##### Supplied text

Filename: 251-netflow-padding.txt
Title: Padding for netflow record resolution reduction
Authors: Mike Perry
Created: 20 August 2015
Status: Closed

NOTE: Please look at section 2 of padding-spec.txt now, not this document.

0. Motivation

 It is common practice by many ISPs to record data about the activity of
 endpoints that use their uplink, if nothing else for billing purposes, but
 sometimes also for monitoring for attacks and general failure.

 Unfortunately, Tor node operators typically have no control over the data
 recorded and retained by their ISP. They are often not even informed about
 their ISP's retention policy, or the associated data sharing policy of those
 records (which tends to be "give them to whoever asks" in practice[1]).

 It is also likely that defenses for this problem will prove useful against
 proposed data retention plans in the EU and elsewhere, since these schemes
 will likely rely on the same technology.

##########
##### Data shown

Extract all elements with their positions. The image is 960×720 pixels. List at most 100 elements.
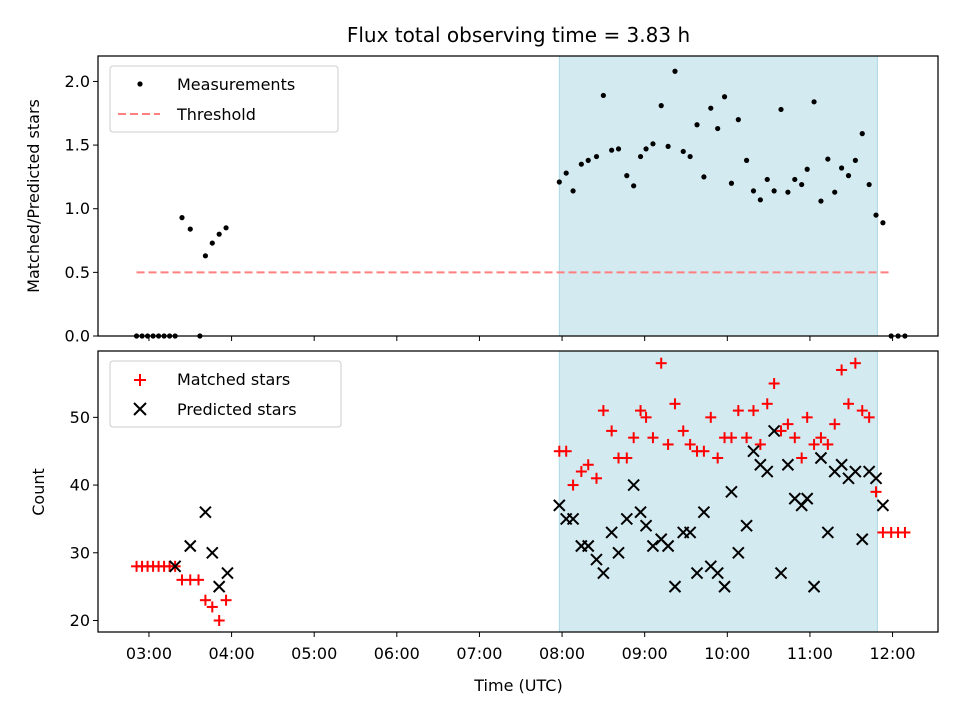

##########

• **Task 1**
Summarize the netflow padding proposal in two sentences.
• **Task 2**
Reproduce the part of the netflow padding proposal starting with "Unfortunately, Tor node" and going on through "the same technology.".
• **Task 3**
Pick up the netflow padding proposal after its final sentence and keep writing it.

• **Exercise answer 1**
Many ISPs record data about the activity of endpoints using their uplink, for billing and sometimes for monitoring attacks and failures, and Tor node operators typically have no control over that data and are often not told how it is retained or shared. Defenses against this problem will likely also prove useful against proposed data retention plans in the EU and elsewhere, since those schemes will likely rely on the same technology.

• **Exercise answer 2**
Unfortunately, Tor node operators typically have no control over the data
 recorded and retained by their ISP. They are often not even informed about
 their ISP's retention policy, or the associated data sharing policy of those
 records (which tends to be "give them to whoever asks" in practice[1]).

 It is also likely that defenses for this problem will prove useful against
 proposed data retention plans in the EU and elsewhere, since these schemes
 will likely rely on the same technology.

• **Exercise answer 3**
0.1. Background

 At the ISP level, this data typically takes the form of Netflow, jFlow,
 Netstream, or IPFIX flow records. These records are emitted by gateway
 routers in a raw form and then exported (often over plaintext) to a
 "collector" that either records them verbatim, or reduces their granularity

 Netflow records and the associated data collection and retention tools are
 very configurable, and have many modes of operation, especially when
 configured to handle high throughput. However, at ISP scale, per-flow records
 are very likely to be employed, since they are the default, and also provide
 very high resolution in terms of endpoint activity, second only to full packet
 and/or header capture.

 Per-flow records record the endpoint connection 5-tuple, as well as the
 total number of bytes sent and received by that 5-tuple during a particular
 time period. They can store additional fields as well, but it is primarily
 timing and bytecount information that concern us.

 When configured to provide per-flow data, routers emit these raw flow
 records periodically for all active connections passing through them
 based on two parameters: the "active flow timeout" and the "inactive
 flow timeout".

 The "active flow timeout" causes the router to emit a new record
 periodically for every active TCP session that continuously sends data. The
 default active flow timeout for most routers is 30 minutes, meaning that a
 new record is created for every TCP session at least every 30 minutes, no
 matter what. This value can be configured to be from 1 minute to 60 minutes
 on major routers.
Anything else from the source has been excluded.